Transcribe the lines below verbatim, skipping the images.

------ MATERIAL PROVIDED

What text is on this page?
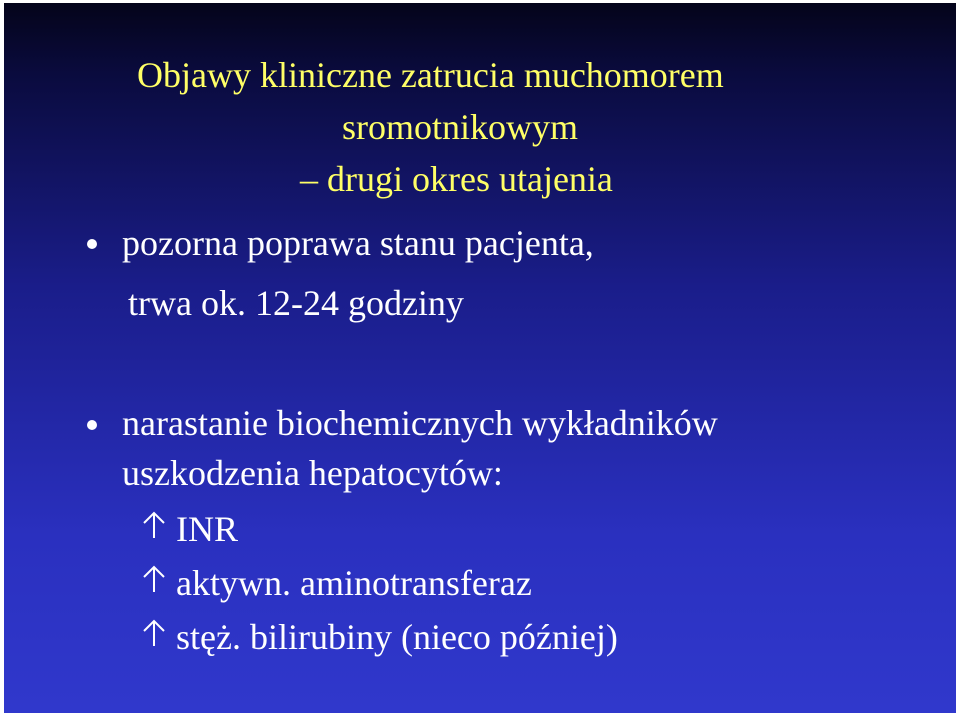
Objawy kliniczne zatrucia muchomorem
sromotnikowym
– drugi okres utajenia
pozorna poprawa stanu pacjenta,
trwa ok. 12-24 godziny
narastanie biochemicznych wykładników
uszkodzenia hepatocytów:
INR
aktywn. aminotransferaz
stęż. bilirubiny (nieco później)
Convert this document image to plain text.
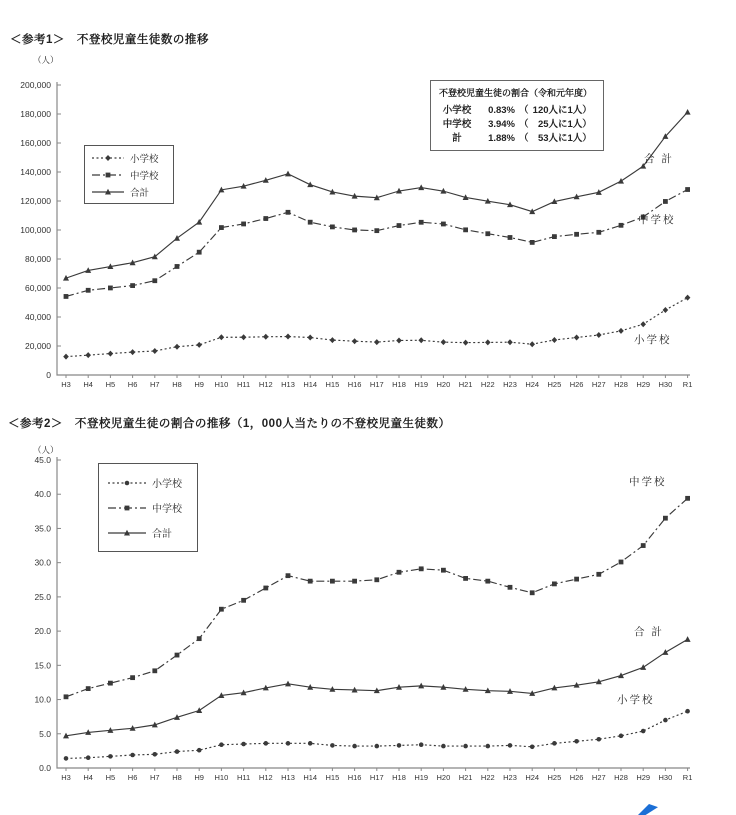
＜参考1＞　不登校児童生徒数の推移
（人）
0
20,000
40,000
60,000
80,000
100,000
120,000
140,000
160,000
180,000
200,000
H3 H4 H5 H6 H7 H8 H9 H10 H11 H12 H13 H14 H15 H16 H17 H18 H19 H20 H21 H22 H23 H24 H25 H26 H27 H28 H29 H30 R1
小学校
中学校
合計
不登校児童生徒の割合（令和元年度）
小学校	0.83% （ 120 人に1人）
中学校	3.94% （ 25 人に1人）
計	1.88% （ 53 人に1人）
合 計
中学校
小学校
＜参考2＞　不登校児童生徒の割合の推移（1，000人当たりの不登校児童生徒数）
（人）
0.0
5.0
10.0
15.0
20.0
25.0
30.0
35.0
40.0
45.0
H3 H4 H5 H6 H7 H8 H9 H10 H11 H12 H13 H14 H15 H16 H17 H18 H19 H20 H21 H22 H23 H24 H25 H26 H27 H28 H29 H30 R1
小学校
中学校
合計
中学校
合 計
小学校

------------

■ REPLY TO THE EXERCISE ■
What text is on this page?
Objawy kliniczne zatrucia muchomorem
sromotnikowym
– drugi okres utajenia
pozorna poprawa stanu pacjenta,
trwa ok. 12-24 godziny
narastanie biochemicznych wykładników
uszkodzenia hepatocytów:
INR
aktywn. aminotransferaz
stęż. bilirubiny (nieco później)
Convert this document image to plain text.
＜参考1＞　不登校児童生徒数の推移
（人）
0
20,000
40,000
60,000
80,000
100,000
120,000
140,000
160,000
180,000
200,000
H3 H4 H5 H6 H7 H8 H9 H10 H11 H12 H13 H14 H15 H16 H17 H18 H19 H20 H21 H22 H23 H24 H25 H26 H27 H28 H29 H30 R1
小学校
中学校
合計
不登校児童生徒の割合（令和元年度）
小学校	0.83% （ 120 人に1人）
中学校	3.94% （ 25 人に1人）
計	1.88% （ 53 人に1人）
合 計
中学校
小学校
＜参考2＞　不登校児童生徒の割合の推移（1，000人当たりの不登校児童生徒数）
（人）
0.0
5.0
10.0
15.0
20.0
25.0
30.0
35.0
40.0
45.0
H3 H4 H5 H6 H7 H8 H9 H10 H11 H12 H13 H14 H15 H16 H17 H18 H19 H20 H21 H22 H23 H24 H25 H26 H27 H28 H29 H30 R1
小学校
中学校
合計
中学校
合 計
小学校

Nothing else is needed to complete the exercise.